■ **Written instruction**
Go through the entries below and print each one exactly, leaving out pictures.

□ □ □

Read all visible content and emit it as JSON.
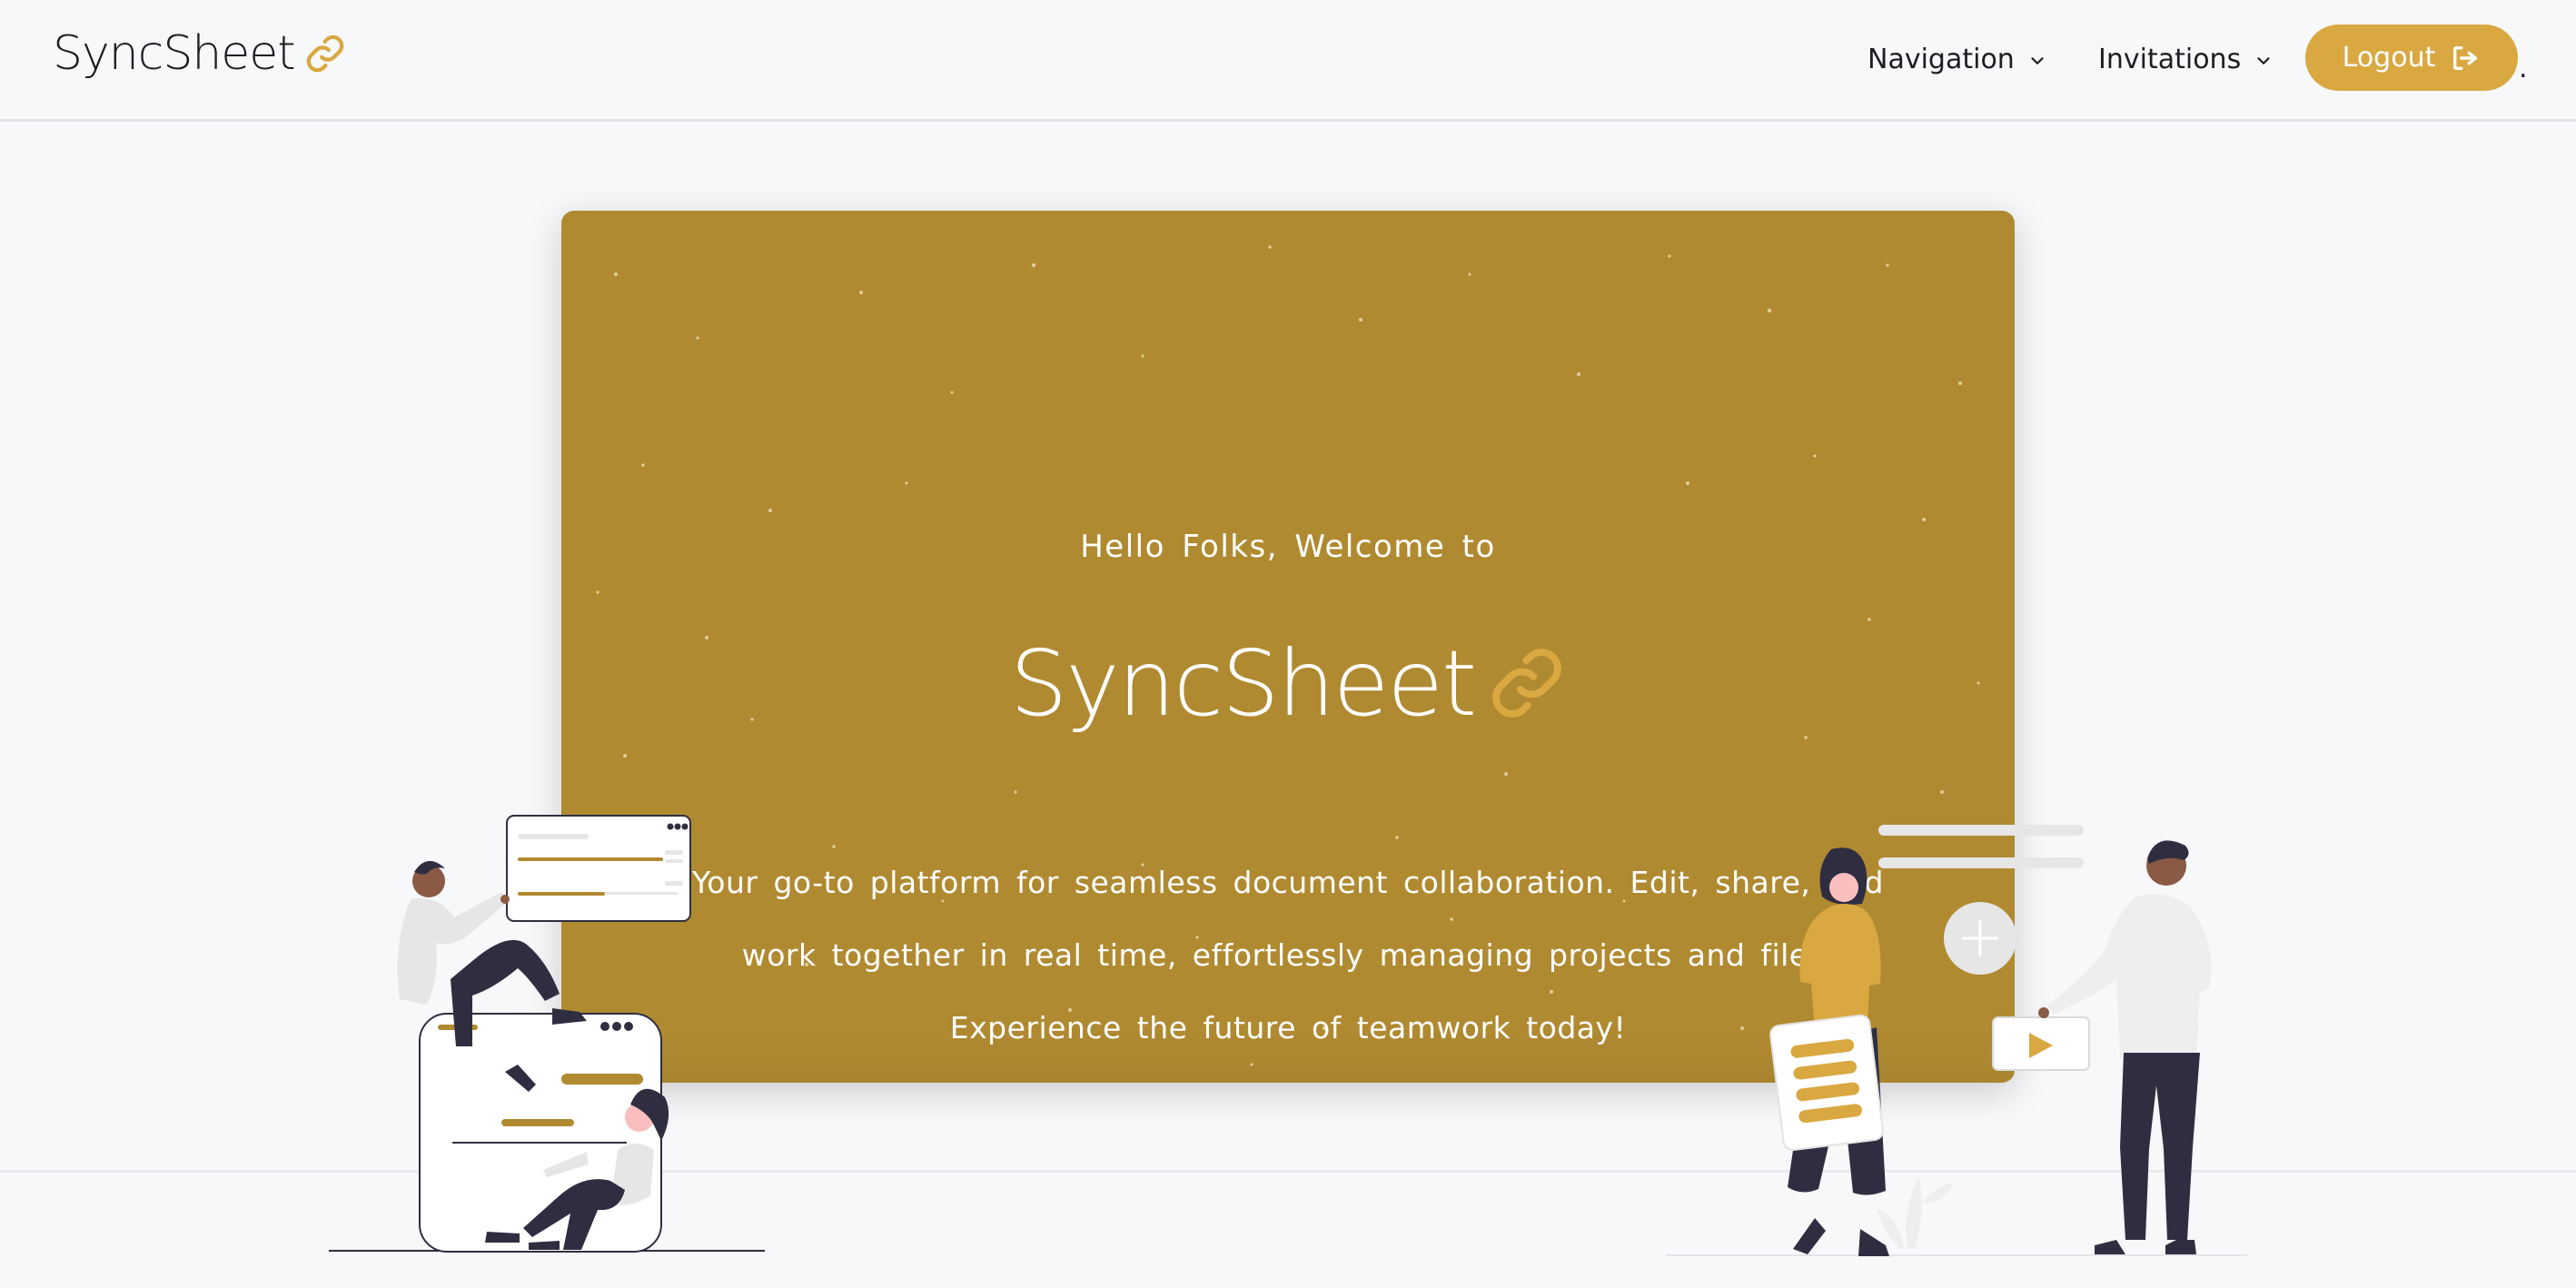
{
  "navbar": {
    "brand": "SyncSheet",
    "brand_icon": "link-icon",
    "items": [
      {
        "label": "Navigation",
        "icon": "chevron-down-icon"
      },
      {
        "label": "Invitations",
        "icon": "chevron-down-icon"
      }
    ],
    "logout": {
      "label": "Logout",
      "icon": "logout-icon"
    },
    "trailing": "."
  },
  "hero": {
    "greeting": "Hello Folks, Welcome to",
    "title": "SyncSheet",
    "title_icon": "link-icon",
    "description": "Your go-to platform for seamless document collaboration. Edit, share, and work together in real time, effortlessly managing projects and files. Experience the future of teamwork today!"
  },
  "colors": {
    "accent": "#d9a841",
    "hero_bg": "#b08a31",
    "page_bg": "#f7f8fa",
    "text_dark": "#1d1d22",
    "figure_dark": "#2f2e41",
    "figure_light": "#e6e6e6"
  }
}
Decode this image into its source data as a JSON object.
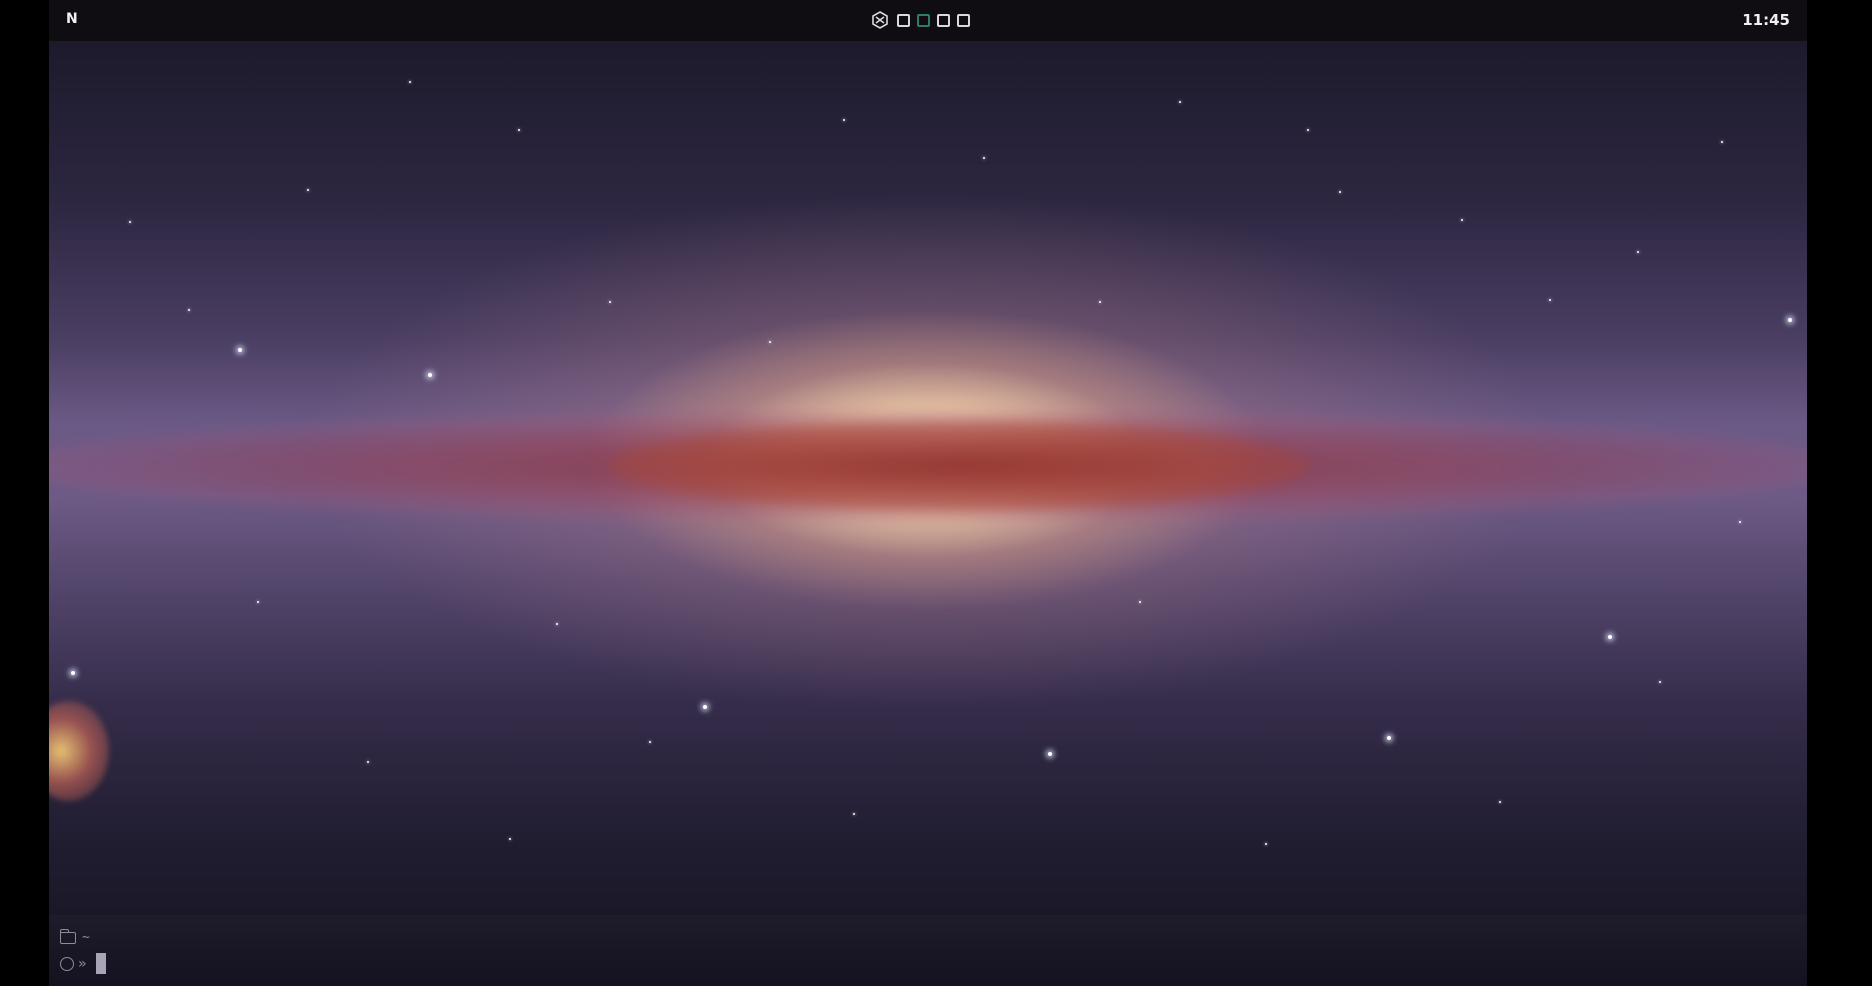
{
  "topbar": {
    "left_label": "N",
    "clock": "11:45",
    "workspaces": [
      {
        "name": "workspace-1",
        "active": false
      },
      {
        "name": "workspace-2",
        "active": true
      },
      {
        "name": "workspace-3",
        "active": false
      },
      {
        "name": "workspace-4",
        "active": false
      }
    ],
    "logo_icon": "nixos-logo-icon",
    "accent_color": "#2f7a6a"
  },
  "wallpaper": {
    "description_icon": "milky-way-wallpaper"
  },
  "terminal": {
    "cwd": "~",
    "prompt_symbol": "»",
    "folder_icon": "folder-icon",
    "status_icon": "circle-icon"
  }
}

□ □ □

■ **Task answer**
Read all visible content and emit it as JSON.
{
  "navbar": {
    "brand": "SyncSheet",
    "brand_icon": "link-icon",
    "items": [
      {
        "label": "Navigation",
        "icon": "chevron-down-icon"
      },
      {
        "label": "Invitations",
        "icon": "chevron-down-icon"
      }
    ],
    "logout": {
      "label": "Logout",
      "icon": "logout-icon"
    },
    "trailing": "."
  },
  "hero": {
    "greeting": "Hello Folks, Welcome to",
    "title": "SyncSheet",
    "title_icon": "link-icon",
    "description": "Your go-to platform for seamless document collaboration. Edit, share, and work together in real time, effortlessly managing projects and files. Experience the future of teamwork today!"
  },
  "colors": {
    "accent": "#d9a841",
    "hero_bg": "#b08a31",
    "page_bg": "#f7f8fa",
    "text_dark": "#1d1d22",
    "figure_dark": "#2f2e41",
    "figure_light": "#e6e6e6"
  }
}
Decode this image into its source data as a JSON object.
{
  "topbar": {
    "left_label": "N",
    "clock": "11:45",
    "workspaces": [
      {
        "name": "workspace-1",
        "active": false
      },
      {
        "name": "workspace-2",
        "active": true
      },
      {
        "name": "workspace-3",
        "active": false
      },
      {
        "name": "workspace-4",
        "active": false
      }
    ],
    "logo_icon": "nixos-logo-icon",
    "accent_color": "#2f7a6a"
  },
  "wallpaper": {
    "description_icon": "milky-way-wallpaper"
  },
  "terminal": {
    "cwd": "~",
    "prompt_symbol": "»",
    "folder_icon": "folder-icon",
    "status_icon": "circle-icon"
  }
}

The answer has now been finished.